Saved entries
------------
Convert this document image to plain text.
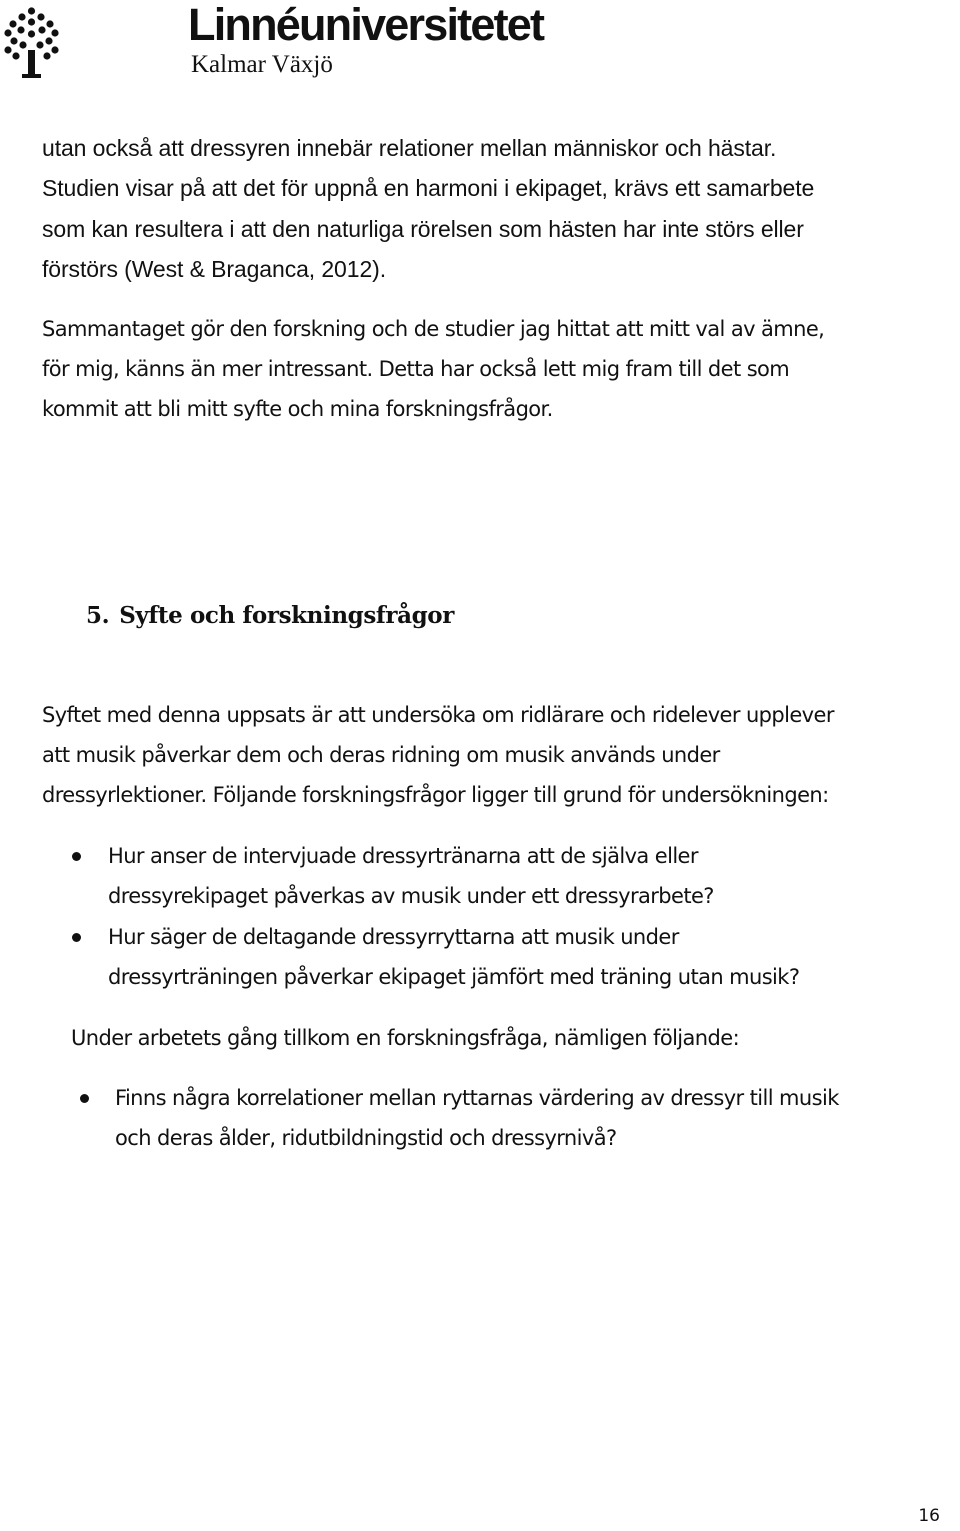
Linnéuniversitetet
Kalmar Växjö

utan också att dressyren innebär relationer mellan människor och hästar.

Studien visar på att det för uppnå en harmoni i ekipaget, krävs ett samarbete

som kan resultera i att den naturliga rörelsen som hästen har inte störs eller

förstörs (West & Braganca, 2012).

Sammantaget gör den forskning och de studier jag hittat att mitt val av ämne,

för mig, känns än mer intressant. Detta har också lett mig fram till det som

kommit att bli mitt syfte och mina forskningsfrågor.

5. Syfte och forskningsfrågor

Syftet med denna uppsats är att undersöka om ridlärare och ridelever upplever

att musik påverkar dem och deras ridning om musik används under

dressyrlektioner. Följande forskningsfrågor ligger till grund för undersökningen:

Hur anser de intervjuade dressyrtränarna att de själva eller

dressyrekipaget påverkas av musik under ett dressyrarbete?

Hur säger de deltagande dressyrryttarna att musik under

dressyrträningen påverkar ekipaget jämfört med träning utan musik?

Under arbetets gång tillkom en forskningsfråga, nämligen följande:

Finns några korrelationer mellan ryttarnas värdering av dressyr till musik

och deras ålder, ridutbildningstid och dressyrnivå?

16
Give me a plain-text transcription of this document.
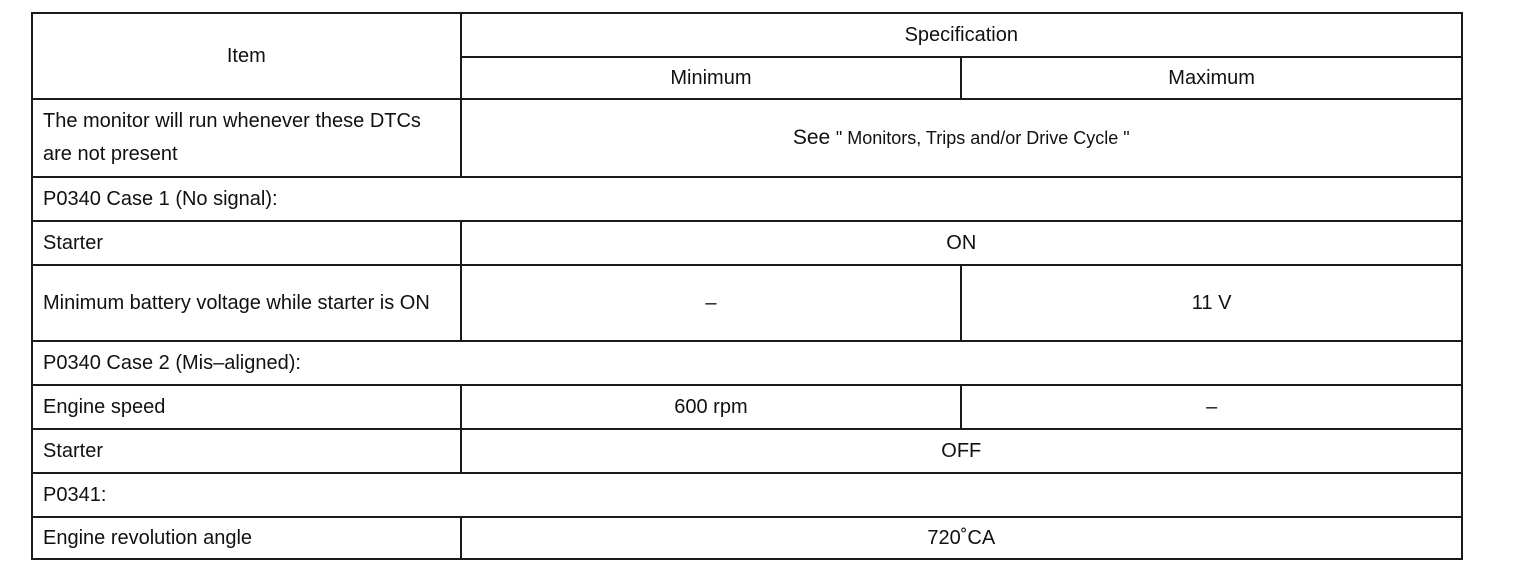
Item	Specification	
	Minimum	Maximum
The monitor will run whenever these DTCs are not present	See " Monitors, Trips and/or Drive Cycle "	
P0340 Case 1 (No signal):		
Starter	ON	
Minimum battery voltage while starter is ON	–	11 V
P0340 Case 2 (Mis–aligned):		
Engine speed	600 rpm	–
Starter	OFF	
P0341:		
Engine revolution angle	720˚CA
------------
• [TASK DESCRIPTION] Gather, from the listing above, every line carrying the word "deras".

• [RESULT FOR THIS EXERCISE]
att musik påverkar dem och deras ridning om musik används under
och deras ålder, ridutbildningstid och dressyrnivå?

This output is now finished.